Excerpt from a dataset
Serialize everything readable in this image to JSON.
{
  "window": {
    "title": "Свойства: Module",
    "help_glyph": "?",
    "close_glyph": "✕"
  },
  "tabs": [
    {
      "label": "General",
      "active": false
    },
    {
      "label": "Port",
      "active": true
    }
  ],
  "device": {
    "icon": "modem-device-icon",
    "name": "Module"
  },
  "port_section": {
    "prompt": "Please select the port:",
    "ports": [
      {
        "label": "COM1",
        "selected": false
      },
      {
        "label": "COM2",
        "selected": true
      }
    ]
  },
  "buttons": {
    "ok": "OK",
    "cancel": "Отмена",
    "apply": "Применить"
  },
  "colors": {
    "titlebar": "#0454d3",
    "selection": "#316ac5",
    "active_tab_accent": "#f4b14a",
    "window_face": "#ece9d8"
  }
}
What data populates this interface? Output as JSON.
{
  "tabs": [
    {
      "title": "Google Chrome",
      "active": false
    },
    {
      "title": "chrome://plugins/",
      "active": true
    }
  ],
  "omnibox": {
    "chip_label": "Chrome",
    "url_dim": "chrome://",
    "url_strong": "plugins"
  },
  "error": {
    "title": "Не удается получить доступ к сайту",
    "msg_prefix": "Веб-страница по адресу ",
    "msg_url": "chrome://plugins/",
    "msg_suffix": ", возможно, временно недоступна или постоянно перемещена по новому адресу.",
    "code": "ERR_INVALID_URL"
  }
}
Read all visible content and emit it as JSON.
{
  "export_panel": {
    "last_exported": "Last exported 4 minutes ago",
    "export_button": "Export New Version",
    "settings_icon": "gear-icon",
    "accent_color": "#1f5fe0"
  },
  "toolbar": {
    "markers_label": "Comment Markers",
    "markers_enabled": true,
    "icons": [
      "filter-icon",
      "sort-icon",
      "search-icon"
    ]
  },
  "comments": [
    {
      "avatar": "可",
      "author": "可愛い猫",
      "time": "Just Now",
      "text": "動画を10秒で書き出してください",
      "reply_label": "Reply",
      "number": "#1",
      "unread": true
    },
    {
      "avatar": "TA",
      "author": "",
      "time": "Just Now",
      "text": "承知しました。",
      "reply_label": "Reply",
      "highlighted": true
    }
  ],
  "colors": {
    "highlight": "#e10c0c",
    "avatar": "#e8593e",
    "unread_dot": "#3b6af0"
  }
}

### Brief
Restate every entry word for word.

### Task response
Serialize everything readable in this image to JSON.
{
  "window": {
    "title": "Свойства: Module",
    "help_glyph": "?",
    "close_glyph": "✕"
  },
  "tabs": [
    {
      "label": "General",
      "active": false
    },
    {
      "label": "Port",
      "active": true
    }
  ],
  "device": {
    "icon": "modem-device-icon",
    "name": "Module"
  },
  "port_section": {
    "prompt": "Please select the port:",
    "ports": [
      {
        "label": "COM1",
        "selected": false
      },
      {
        "label": "COM2",
        "selected": true
      }
    ]
  },
  "buttons": {
    "ok": "OK",
    "cancel": "Отмена",
    "apply": "Применить"
  },
  "colors": {
    "titlebar": "#0454d3",
    "selection": "#316ac5",
    "active_tab_accent": "#f4b14a",
    "window_face": "#ece9d8"
  }
}
What data populates this interface? Output as JSON.
{
  "tabs": [
    {
      "title": "Google Chrome",
      "active": false
    },
    {
      "title": "chrome://plugins/",
      "active": true
    }
  ],
  "omnibox": {
    "chip_label": "Chrome",
    "url_dim": "chrome://",
    "url_strong": "plugins"
  },
  "error": {
    "title": "Не удается получить доступ к сайту",
    "msg_prefix": "Веб-страница по адресу ",
    "msg_url": "chrome://plugins/",
    "msg_suffix": ", возможно, временно недоступна или постоянно перемещена по новому адресу.",
    "code": "ERR_INVALID_URL"
  }
}
Read all visible content and emit it as JSON.
{
  "export_panel": {
    "last_exported": "Last exported 4 minutes ago",
    "export_button": "Export New Version",
    "settings_icon": "gear-icon",
    "accent_color": "#1f5fe0"
  },
  "toolbar": {
    "markers_label": "Comment Markers",
    "markers_enabled": true,
    "icons": [
      "filter-icon",
      "sort-icon",
      "search-icon"
    ]
  },
  "comments": [
    {
      "avatar": "可",
      "author": "可愛い猫",
      "time": "Just Now",
      "text": "動画を10秒で書き出してください",
      "reply_label": "Reply",
      "number": "#1",
      "unread": true
    },
    {
      "avatar": "TA",
      "author": "",
      "time": "Just Now",
      "text": "承知しました。",
      "reply_label": "Reply",
      "highlighted": true
    }
  ],
  "colors": {
    "highlight": "#e10c0c",
    "avatar": "#e8593e",
    "unread_dot": "#3b6af0"
  }
}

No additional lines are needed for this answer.